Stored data
╔══

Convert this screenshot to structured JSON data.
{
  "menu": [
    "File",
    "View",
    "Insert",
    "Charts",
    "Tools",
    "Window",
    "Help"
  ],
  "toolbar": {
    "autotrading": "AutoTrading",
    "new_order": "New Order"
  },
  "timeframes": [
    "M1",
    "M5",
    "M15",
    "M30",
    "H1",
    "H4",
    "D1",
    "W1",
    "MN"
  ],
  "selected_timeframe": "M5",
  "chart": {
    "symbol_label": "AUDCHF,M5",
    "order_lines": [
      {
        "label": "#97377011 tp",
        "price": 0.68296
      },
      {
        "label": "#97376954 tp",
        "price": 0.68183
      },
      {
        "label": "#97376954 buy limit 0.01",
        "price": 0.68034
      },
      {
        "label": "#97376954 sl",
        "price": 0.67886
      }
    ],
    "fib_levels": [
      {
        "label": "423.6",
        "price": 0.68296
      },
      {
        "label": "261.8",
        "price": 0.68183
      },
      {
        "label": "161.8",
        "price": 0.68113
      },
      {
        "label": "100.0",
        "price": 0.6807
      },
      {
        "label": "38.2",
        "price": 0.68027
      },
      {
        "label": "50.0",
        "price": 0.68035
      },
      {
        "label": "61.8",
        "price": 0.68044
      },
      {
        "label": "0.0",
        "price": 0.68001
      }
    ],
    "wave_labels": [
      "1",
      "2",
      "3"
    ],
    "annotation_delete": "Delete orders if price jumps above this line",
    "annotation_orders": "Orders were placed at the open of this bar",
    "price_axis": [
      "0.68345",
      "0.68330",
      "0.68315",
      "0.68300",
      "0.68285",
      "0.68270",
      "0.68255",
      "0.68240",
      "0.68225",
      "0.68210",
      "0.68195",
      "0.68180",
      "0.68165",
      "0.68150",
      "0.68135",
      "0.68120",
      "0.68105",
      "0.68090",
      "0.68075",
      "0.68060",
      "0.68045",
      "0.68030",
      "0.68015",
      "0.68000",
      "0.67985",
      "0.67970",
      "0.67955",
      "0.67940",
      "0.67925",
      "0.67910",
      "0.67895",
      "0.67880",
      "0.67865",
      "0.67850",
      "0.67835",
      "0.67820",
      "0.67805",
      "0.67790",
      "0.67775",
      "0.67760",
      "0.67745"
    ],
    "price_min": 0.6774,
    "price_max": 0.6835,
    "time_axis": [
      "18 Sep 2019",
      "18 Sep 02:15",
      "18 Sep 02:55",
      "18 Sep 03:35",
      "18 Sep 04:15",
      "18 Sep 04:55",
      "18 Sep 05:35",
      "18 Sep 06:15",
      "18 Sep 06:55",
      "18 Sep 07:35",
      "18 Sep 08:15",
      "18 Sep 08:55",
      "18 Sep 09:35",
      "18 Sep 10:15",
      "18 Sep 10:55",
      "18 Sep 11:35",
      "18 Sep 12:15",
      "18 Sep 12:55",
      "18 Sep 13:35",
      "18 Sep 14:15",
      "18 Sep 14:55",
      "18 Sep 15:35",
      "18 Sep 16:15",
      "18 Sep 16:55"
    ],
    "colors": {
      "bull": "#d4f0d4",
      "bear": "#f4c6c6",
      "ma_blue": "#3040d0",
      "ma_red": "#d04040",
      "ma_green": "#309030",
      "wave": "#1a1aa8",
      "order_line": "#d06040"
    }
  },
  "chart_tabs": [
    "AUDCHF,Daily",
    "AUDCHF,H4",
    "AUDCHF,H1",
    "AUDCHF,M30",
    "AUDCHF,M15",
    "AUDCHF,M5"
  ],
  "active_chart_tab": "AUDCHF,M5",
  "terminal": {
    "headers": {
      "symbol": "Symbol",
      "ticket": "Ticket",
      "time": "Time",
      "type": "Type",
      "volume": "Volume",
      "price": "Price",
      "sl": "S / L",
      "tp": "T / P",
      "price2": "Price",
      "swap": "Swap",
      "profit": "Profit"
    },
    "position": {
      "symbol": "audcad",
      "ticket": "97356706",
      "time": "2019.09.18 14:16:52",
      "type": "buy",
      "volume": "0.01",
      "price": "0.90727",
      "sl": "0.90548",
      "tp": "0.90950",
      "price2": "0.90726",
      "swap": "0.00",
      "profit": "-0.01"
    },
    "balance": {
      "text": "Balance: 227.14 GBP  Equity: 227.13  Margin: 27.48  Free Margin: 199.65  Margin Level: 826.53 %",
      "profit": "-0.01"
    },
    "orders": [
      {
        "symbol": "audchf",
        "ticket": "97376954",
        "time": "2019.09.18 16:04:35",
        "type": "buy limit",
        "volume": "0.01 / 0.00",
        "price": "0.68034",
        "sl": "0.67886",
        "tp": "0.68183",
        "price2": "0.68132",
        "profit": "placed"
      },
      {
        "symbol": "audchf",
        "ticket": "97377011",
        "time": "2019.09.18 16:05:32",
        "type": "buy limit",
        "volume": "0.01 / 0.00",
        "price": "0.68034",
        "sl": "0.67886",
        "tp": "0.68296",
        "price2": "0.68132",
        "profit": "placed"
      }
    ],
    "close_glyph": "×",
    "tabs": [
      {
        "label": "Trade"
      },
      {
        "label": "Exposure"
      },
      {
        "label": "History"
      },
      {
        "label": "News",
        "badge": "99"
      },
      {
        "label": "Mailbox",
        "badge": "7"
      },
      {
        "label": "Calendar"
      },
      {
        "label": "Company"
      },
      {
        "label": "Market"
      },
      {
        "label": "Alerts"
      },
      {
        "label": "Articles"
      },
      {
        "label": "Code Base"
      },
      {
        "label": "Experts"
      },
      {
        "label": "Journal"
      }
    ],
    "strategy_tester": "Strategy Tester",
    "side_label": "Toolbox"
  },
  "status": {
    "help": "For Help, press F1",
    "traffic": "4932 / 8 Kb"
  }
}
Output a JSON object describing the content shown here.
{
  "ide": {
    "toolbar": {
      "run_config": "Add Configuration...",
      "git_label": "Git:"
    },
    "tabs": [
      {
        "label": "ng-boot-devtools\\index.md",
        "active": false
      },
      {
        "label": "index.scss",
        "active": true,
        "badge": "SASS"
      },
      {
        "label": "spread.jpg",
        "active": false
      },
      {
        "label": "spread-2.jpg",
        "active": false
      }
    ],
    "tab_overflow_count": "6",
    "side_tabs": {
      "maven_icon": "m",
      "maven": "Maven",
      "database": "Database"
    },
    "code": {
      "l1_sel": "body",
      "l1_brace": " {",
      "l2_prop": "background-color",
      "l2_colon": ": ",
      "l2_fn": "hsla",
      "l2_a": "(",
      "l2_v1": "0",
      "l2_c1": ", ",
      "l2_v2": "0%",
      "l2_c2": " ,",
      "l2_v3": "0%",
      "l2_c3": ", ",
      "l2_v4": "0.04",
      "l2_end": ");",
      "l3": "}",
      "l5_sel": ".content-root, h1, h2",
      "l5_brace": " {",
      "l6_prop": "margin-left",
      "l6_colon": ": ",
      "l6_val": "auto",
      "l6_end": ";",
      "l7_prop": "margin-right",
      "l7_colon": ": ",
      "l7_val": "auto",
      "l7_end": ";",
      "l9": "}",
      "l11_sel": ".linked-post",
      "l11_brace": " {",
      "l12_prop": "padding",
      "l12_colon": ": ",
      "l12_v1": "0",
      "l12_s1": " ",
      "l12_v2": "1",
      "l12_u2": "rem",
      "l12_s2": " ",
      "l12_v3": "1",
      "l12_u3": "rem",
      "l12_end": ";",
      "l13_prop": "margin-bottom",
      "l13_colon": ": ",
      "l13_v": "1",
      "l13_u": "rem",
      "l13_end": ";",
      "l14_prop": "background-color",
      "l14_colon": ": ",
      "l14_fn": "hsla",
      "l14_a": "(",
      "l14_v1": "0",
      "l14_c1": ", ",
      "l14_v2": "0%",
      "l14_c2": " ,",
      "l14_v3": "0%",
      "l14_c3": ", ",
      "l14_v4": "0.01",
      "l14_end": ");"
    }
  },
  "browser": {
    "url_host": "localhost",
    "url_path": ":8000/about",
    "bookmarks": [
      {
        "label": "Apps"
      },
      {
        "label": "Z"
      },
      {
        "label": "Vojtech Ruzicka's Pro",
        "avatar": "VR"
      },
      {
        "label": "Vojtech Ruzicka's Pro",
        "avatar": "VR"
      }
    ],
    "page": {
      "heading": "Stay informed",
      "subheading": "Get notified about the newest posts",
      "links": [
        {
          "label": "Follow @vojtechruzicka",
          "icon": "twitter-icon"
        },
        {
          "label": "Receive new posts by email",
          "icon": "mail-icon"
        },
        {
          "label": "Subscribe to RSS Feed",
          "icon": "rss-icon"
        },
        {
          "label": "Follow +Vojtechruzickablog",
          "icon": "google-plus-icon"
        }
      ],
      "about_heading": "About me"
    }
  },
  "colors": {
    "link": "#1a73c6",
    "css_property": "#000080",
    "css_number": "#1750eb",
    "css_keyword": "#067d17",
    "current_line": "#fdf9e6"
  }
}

╚══

Check all the records above and select each line where the string "type" is found.

      "type": "Type",
      "type": "buy",
        "type": "buy limit",
        "type": "buy limit",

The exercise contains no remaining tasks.